━━━━━ Record extracts ━━━━━

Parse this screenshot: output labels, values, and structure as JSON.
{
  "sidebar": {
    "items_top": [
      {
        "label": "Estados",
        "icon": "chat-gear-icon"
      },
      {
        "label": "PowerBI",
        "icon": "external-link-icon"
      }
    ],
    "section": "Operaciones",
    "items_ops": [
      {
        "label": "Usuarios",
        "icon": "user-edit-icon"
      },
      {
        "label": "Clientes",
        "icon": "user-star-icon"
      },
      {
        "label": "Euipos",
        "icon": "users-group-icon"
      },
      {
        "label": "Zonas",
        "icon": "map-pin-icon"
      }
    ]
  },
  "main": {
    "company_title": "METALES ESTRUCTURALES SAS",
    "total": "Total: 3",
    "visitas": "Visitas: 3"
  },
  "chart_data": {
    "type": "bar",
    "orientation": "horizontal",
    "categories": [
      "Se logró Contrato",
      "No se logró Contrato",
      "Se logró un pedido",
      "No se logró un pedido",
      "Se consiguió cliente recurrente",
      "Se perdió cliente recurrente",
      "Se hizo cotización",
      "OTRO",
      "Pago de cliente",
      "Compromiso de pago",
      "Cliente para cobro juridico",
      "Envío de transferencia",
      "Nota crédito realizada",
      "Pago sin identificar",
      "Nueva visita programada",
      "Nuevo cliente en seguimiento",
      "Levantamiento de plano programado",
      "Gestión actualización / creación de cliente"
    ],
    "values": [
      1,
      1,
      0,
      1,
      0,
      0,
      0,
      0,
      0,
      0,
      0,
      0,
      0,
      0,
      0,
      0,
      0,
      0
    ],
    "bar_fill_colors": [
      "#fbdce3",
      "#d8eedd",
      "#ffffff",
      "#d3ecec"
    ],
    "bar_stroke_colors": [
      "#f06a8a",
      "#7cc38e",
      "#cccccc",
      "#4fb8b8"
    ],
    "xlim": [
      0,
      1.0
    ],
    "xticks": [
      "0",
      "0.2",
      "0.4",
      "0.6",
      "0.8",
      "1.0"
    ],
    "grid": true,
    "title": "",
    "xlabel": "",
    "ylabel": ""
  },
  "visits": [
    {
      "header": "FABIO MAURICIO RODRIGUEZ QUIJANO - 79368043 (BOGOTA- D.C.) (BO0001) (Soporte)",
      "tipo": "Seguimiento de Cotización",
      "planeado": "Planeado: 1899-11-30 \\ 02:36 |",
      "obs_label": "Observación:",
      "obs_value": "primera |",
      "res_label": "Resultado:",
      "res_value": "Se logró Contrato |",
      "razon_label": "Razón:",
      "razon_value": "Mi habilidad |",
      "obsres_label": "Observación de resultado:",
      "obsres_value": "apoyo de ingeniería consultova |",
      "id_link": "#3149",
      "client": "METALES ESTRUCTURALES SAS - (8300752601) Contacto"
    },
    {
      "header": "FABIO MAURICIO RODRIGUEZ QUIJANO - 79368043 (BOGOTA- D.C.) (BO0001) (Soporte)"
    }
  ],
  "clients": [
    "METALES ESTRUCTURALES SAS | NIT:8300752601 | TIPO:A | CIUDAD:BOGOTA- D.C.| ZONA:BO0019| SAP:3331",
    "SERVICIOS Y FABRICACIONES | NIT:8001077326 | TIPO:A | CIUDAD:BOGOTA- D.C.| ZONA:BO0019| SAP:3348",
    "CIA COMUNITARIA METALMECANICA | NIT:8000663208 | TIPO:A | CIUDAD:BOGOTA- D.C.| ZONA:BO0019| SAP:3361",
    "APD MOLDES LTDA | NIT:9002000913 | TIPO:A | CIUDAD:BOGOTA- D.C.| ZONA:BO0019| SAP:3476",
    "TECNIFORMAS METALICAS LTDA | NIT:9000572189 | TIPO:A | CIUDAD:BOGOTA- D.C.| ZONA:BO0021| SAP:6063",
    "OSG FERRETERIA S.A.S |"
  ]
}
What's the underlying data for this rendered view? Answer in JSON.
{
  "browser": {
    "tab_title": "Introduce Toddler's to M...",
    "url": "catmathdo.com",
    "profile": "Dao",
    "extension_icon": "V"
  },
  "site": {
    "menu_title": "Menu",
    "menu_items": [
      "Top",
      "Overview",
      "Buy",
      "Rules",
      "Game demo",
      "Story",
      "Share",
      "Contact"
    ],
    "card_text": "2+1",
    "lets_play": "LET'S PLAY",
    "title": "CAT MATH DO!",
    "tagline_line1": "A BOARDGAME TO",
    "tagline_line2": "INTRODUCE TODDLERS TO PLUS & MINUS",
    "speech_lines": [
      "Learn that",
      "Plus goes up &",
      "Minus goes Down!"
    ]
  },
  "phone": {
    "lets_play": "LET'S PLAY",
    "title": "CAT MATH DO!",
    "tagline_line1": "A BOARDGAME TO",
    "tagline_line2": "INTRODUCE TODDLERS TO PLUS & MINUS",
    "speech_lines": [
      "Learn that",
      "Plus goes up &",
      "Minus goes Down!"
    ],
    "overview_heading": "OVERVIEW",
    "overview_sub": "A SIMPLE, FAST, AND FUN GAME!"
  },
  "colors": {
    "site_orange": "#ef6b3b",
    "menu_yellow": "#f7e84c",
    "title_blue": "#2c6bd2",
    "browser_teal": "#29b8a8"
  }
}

━━━━━

### The exercise
Look over the listing. Pull out every line with the string "recurrente" in it.

### Written reply
      "Se consiguió cliente recurrente",
      "Se perdió cliente recurrente",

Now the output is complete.